◆ Données de travail:
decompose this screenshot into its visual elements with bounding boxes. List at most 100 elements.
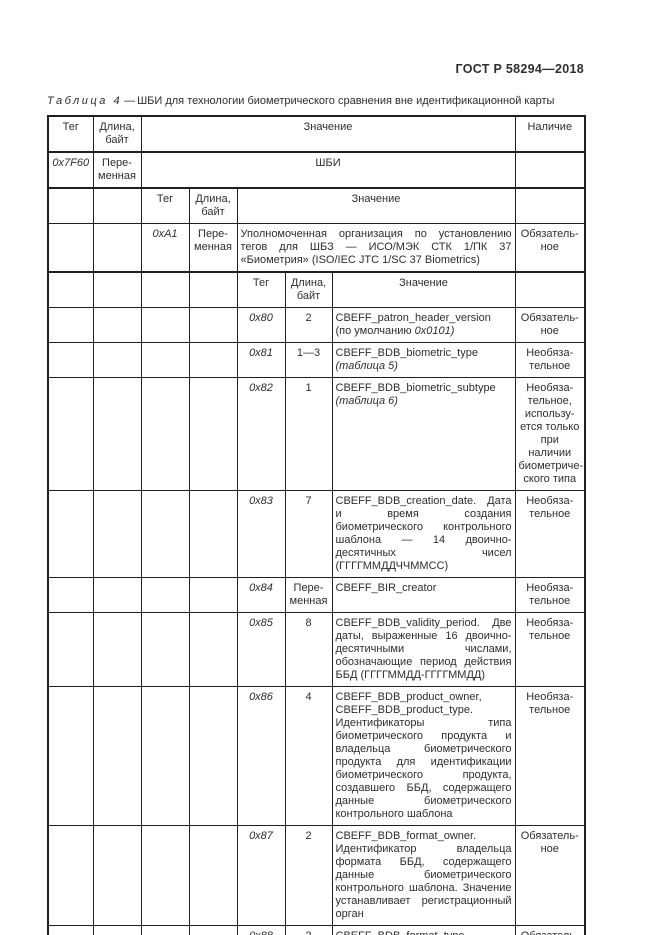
cell-presence-0x86: Необяза- тельное xyxy=(514,686,586,826)
cell-value-0x88: CBEFF_BDB_format_type. Идентификатор тип… xyxy=(331,925,516,935)
empty-cell xyxy=(140,377,190,491)
cell-value-0x84: CBEFF_BIR_creator xyxy=(331,577,516,613)
empty-cell xyxy=(47,187,94,224)
empty-cell xyxy=(188,612,238,687)
empty-cell xyxy=(92,223,142,273)
cell-value-0x86: CBEFF_BDB_product_owner, CBEFF_BDB_produ… xyxy=(331,686,516,826)
cell-value-0xA1: Уполномоченная организация по установлен… xyxy=(236,223,516,273)
cell-presence-0x84: Необяза- тельное xyxy=(514,577,586,613)
empty-cell xyxy=(92,490,142,578)
empty-cell xyxy=(188,307,238,343)
cell-tag-0x84: 0x84 xyxy=(236,577,286,613)
header-row-level2: Тег Длина, байт Значение xyxy=(47,187,586,224)
header-cell-presence: Наличие xyxy=(514,115,586,153)
empty-cell xyxy=(140,342,190,378)
header-cell-length: Длина, байт xyxy=(92,115,142,153)
cell-length-0x83: 7 xyxy=(284,490,333,578)
cell-tag-0x85: 0x85 xyxy=(236,612,286,687)
cell-tag-0x81: 0x81 xyxy=(236,342,286,378)
cell-presence-0x87: Обязатель- ное xyxy=(514,825,586,926)
table-caption-label: Таблица 4 xyxy=(47,95,123,107)
empty-cell xyxy=(47,577,94,613)
cell-tag-0x7F60: 0x7F60 xyxy=(47,151,94,189)
empty-cell xyxy=(92,187,142,224)
cell-length-0x82: 1 xyxy=(284,377,333,491)
empty-cell xyxy=(140,925,190,935)
empty-cell xyxy=(92,377,142,491)
empty-cell xyxy=(47,223,94,273)
field-note: (таблица 6) xyxy=(335,395,398,407)
empty-cell xyxy=(92,342,142,378)
header-cell-value: Значение xyxy=(140,115,516,153)
empty-cell xyxy=(140,612,190,687)
cell-tag-0x87: 0x87 xyxy=(236,825,286,926)
empty-cell xyxy=(92,612,142,687)
cell-length-0x81: 1—3 xyxy=(284,342,333,378)
empty-cell xyxy=(188,271,238,308)
cell-tag-0x83: 0x83 xyxy=(236,490,286,578)
cell-presence-0x82: Необяза- тельное, использу- ется только … xyxy=(514,377,586,491)
row-shbi: 0x7F60 Пере- менная ШБИ xyxy=(47,151,586,189)
empty-cell xyxy=(47,686,94,826)
cell-value-0x82: CBEFF_BDB_biometric_subtype (таблица 6) xyxy=(331,377,516,491)
empty-cell xyxy=(140,307,190,343)
header2-cell-value: Значение xyxy=(236,187,516,224)
empty-cell xyxy=(514,187,586,224)
cell-length-0xA1: Пере- менная xyxy=(188,223,238,273)
table-caption-title: ШБИ для технологии биометрического сравн… xyxy=(137,95,555,107)
empty-cell xyxy=(47,271,94,308)
cell-length-0x88: 2 xyxy=(284,925,333,935)
header-row-level3: Тег Длина, байт Значение xyxy=(47,271,586,308)
cell-value-0x81: CBEFF_BDB_biometric_type (таблица 5) xyxy=(331,342,516,378)
empty-cell xyxy=(140,490,190,578)
field-note-hex: 0x0101) xyxy=(414,325,455,337)
empty-cell xyxy=(140,686,190,826)
row-0x82: 0x82 1 CBEFF_BDB_biometric_subtype (табл… xyxy=(47,377,586,491)
header-cell-tag: Тег xyxy=(47,115,94,153)
empty-cell xyxy=(92,825,142,926)
cell-length-0x85: 8 xyxy=(284,612,333,687)
cell-length-0x84: Пере- менная xyxy=(284,577,333,613)
row-0x83: 0x83 7 CBEFF_BDB_creation_date. Дата и в… xyxy=(47,490,586,578)
empty-cell xyxy=(188,825,238,926)
empty-cell xyxy=(47,825,94,926)
row-0x88: 0x88 2 CBEFF_BDB_format_type. Идентифика… xyxy=(47,925,586,935)
empty-cell xyxy=(92,925,142,935)
empty-cell xyxy=(47,342,94,378)
cell-value-0x87: CBEFF_BDB_format_owner. Идентификатор вл… xyxy=(331,825,516,926)
row-0x81: 0x81 1—3 CBEFF_BDB_biometric_type (табли… xyxy=(47,342,586,378)
field-name: CBEFF_BDB_biometric_subtype xyxy=(335,382,496,394)
empty-cell xyxy=(188,925,238,935)
header-row-level1: Тег Длина, байт Значение Наличие xyxy=(47,115,586,153)
cell-tag-0x82: 0x82 xyxy=(236,377,286,491)
field-note-text: (по умолчанию xyxy=(335,325,415,337)
cell-presence-0x85: Необяза- тельное xyxy=(514,612,586,687)
empty-cell xyxy=(140,577,190,613)
empty-cell xyxy=(92,271,142,308)
empty-cell xyxy=(188,342,238,378)
empty-cell xyxy=(92,307,142,343)
cell-value-0x83: CBEFF_BDB_creation_date. Дата и время со… xyxy=(331,490,516,578)
field-name: CBEFF_BDB_biometric_type xyxy=(335,347,478,359)
empty-cell xyxy=(47,490,94,578)
empty-cell xyxy=(47,925,94,935)
cell-tag-0x88: 0x88 xyxy=(236,925,286,935)
empty-cell xyxy=(188,377,238,491)
empty-cell xyxy=(47,612,94,687)
header3-cell-length: Длина, байт xyxy=(284,271,333,308)
empty-cell xyxy=(47,377,94,491)
empty-cell xyxy=(47,307,94,343)
cell-value-0x80: CBEFF_patron_header_version (по умолчани… xyxy=(331,307,516,343)
empty-cell xyxy=(140,271,190,308)
cell-tag-0x80: 0x80 xyxy=(236,307,286,343)
empty-cell xyxy=(92,686,142,826)
doc-code: ГОСТ Р 58294—2018 xyxy=(455,62,584,76)
row-0x84: 0x84 Пере- менная CBEFF_BIR_creator Необ… xyxy=(47,577,586,613)
empty-cell xyxy=(514,271,586,308)
cell-presence-0x83: Необяза- тельное xyxy=(514,490,586,578)
field-note: (по умолчанию 0x0101) xyxy=(336,325,512,338)
empty-cell xyxy=(140,825,190,926)
cell-presence-0x7F60 xyxy=(514,151,586,189)
cell-presence-0x80: Обязатель- ное xyxy=(514,307,586,343)
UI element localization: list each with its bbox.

◆ Consigne: Reproduisez mot pour mot chacune des lignes de tous les items ci-dessus, en omettant les images.

◆ Réponse correcte:
decompose this screenshot into its visual elements with bounding boxes. List at most 100 elements.
cell-presence-0x86: Необяза- тельное xyxy=(514,686,586,826)
cell-value-0x88: CBEFF_BDB_format_type. Идентификатор тип… xyxy=(331,925,516,935)
empty-cell xyxy=(140,377,190,491)
cell-value-0x84: CBEFF_BIR_creator xyxy=(331,577,516,613)
empty-cell xyxy=(47,187,94,224)
empty-cell xyxy=(188,612,238,687)
empty-cell xyxy=(92,223,142,273)
cell-value-0x86: CBEFF_BDB_product_owner, CBEFF_BDB_produ… xyxy=(331,686,516,826)
cell-value-0xA1: Уполномоченная организация по установлен… xyxy=(236,223,516,273)
cell-presence-0x84: Необяза- тельное xyxy=(514,577,586,613)
empty-cell xyxy=(92,490,142,578)
empty-cell xyxy=(188,307,238,343)
cell-tag-0x84: 0x84 xyxy=(236,577,286,613)
header-row-level2: Тег Длина, байт Значение xyxy=(47,187,586,224)
header-cell-presence: Наличие xyxy=(514,115,586,153)
empty-cell xyxy=(140,342,190,378)
header-cell-length: Длина, байт xyxy=(92,115,142,153)
cell-length-0x83: 7 xyxy=(284,490,333,578)
cell-tag-0x85: 0x85 xyxy=(236,612,286,687)
cell-tag-0x81: 0x81 xyxy=(236,342,286,378)
cell-presence-0x87: Обязатель- ное xyxy=(514,825,586,926)
table-caption-label: Таблица 4 xyxy=(47,95,123,107)
empty-cell xyxy=(47,577,94,613)
cell-tag-0x7F60: 0x7F60 xyxy=(47,151,94,189)
empty-cell xyxy=(92,187,142,224)
cell-length-0x82: 1 xyxy=(284,377,333,491)
empty-cell xyxy=(140,925,190,935)
empty-cell xyxy=(92,377,142,491)
empty-cell xyxy=(47,223,94,273)
field-note: (таблица 6) xyxy=(335,395,398,407)
empty-cell xyxy=(92,342,142,378)
header-cell-value: Значение xyxy=(140,115,516,153)
empty-cell xyxy=(140,612,190,687)
cell-tag-0x87: 0x87 xyxy=(236,825,286,926)
empty-cell xyxy=(92,612,142,687)
cell-length-0x81: 1—3 xyxy=(284,342,333,378)
empty-cell xyxy=(188,271,238,308)
cell-tag-0x83: 0x83 xyxy=(236,490,286,578)
cell-presence-0x82: Необяза- тельное, использу- ется только … xyxy=(514,377,586,491)
row-shbi: 0x7F60 Пере- менная ШБИ xyxy=(47,151,586,189)
empty-cell xyxy=(47,686,94,826)
cell-value-0x82: CBEFF_BDB_biometric_subtype (таблица 6) xyxy=(331,377,516,491)
empty-cell xyxy=(140,307,190,343)
header2-cell-value: Значение xyxy=(236,187,516,224)
empty-cell xyxy=(514,187,586,224)
cell-length-0xA1: Пере- менная xyxy=(188,223,238,273)
table-caption-title: ШБИ для технологии биометрического сравн… xyxy=(137,95,555,107)
empty-cell xyxy=(47,271,94,308)
cell-length-0x88: 2 xyxy=(284,925,333,935)
header-row-level3: Тег Длина, байт Значение xyxy=(47,271,586,308)
cell-value-0x81: CBEFF_BDB_biometric_type (таблица 5) xyxy=(331,342,516,378)
empty-cell xyxy=(140,490,190,578)
field-note-hex: 0x0101) xyxy=(414,325,455,337)
empty-cell xyxy=(140,686,190,826)
row-0x82: 0x82 1 CBEFF_BDB_biometric_subtype (табл… xyxy=(47,377,586,491)
header-cell-tag: Тег xyxy=(47,115,94,153)
empty-cell xyxy=(92,825,142,926)
cell-length-0x85: 8 xyxy=(284,612,333,687)
cell-length-0x84: Пере- менная xyxy=(284,577,333,613)
row-0x83: 0x83 7 CBEFF_BDB_creation_date. Дата и в… xyxy=(47,490,586,578)
empty-cell xyxy=(188,825,238,926)
empty-cell xyxy=(47,825,94,926)
row-0x88: 0x88 2 CBEFF_BDB_format_type. Идентифика… xyxy=(47,925,586,935)
empty-cell xyxy=(92,925,142,935)
empty-cell xyxy=(47,342,94,378)
cell-value-0x87: CBEFF_BDB_format_owner. Идентификатор вл… xyxy=(331,825,516,926)
row-0x81: 0x81 1—3 CBEFF_BDB_biometric_type (табли… xyxy=(47,342,586,378)
field-name: CBEFF_BDB_biometric_subtype xyxy=(335,382,496,394)
empty-cell xyxy=(188,925,238,935)
header-row-level1: Тег Длина, байт Значение Наличие xyxy=(47,115,586,153)
cell-tag-0x82: 0x82 xyxy=(236,377,286,491)
field-note-text: (по умолчанию xyxy=(335,325,415,337)
cell-presence-0x85: Необяза- тельное xyxy=(514,612,586,687)
empty-cell xyxy=(140,577,190,613)
empty-cell xyxy=(92,271,142,308)
empty-cell xyxy=(188,342,238,378)
empty-cell xyxy=(92,307,142,343)
cell-value-0x83: CBEFF_BDB_creation_date. Дата и время со… xyxy=(331,490,516,578)
field-name: CBEFF_BDB_biometric_type xyxy=(335,347,478,359)
empty-cell xyxy=(47,490,94,578)
empty-cell xyxy=(47,925,94,935)
cell-tag-0x88: 0x88 xyxy=(236,925,286,935)
empty-cell xyxy=(188,377,238,491)
empty-cell xyxy=(47,612,94,687)
header3-cell-length: Длина, байт xyxy=(284,271,333,308)
empty-cell xyxy=(47,377,94,491)
empty-cell xyxy=(47,307,94,343)
cell-value-0x80: CBEFF_patron_header_version (по умолчани… xyxy=(331,307,516,343)
empty-cell xyxy=(140,271,190,308)
cell-tag-0x80: 0x80 xyxy=(236,307,286,343)
empty-cell xyxy=(92,686,142,826)
doc-code: ГОСТ Р 58294—2018 xyxy=(455,62,584,76)
row-0x84: 0x84 Пере- менная CBEFF_BIR_creator Необ… xyxy=(47,577,586,613)
empty-cell xyxy=(514,271,586,308)
cell-presence-0x83: Необяза- тельное xyxy=(514,490,586,578)
field-note: (по умолчанию 0x0101) xyxy=(336,325,512,338)
empty-cell xyxy=(140,825,190,926)
cell-presence-0x7F60 xyxy=(514,151,586,189)
cell-presence-0x80: Обязатель- ное xyxy=(514,307,586,343)
UI element localization: list each with its bbox.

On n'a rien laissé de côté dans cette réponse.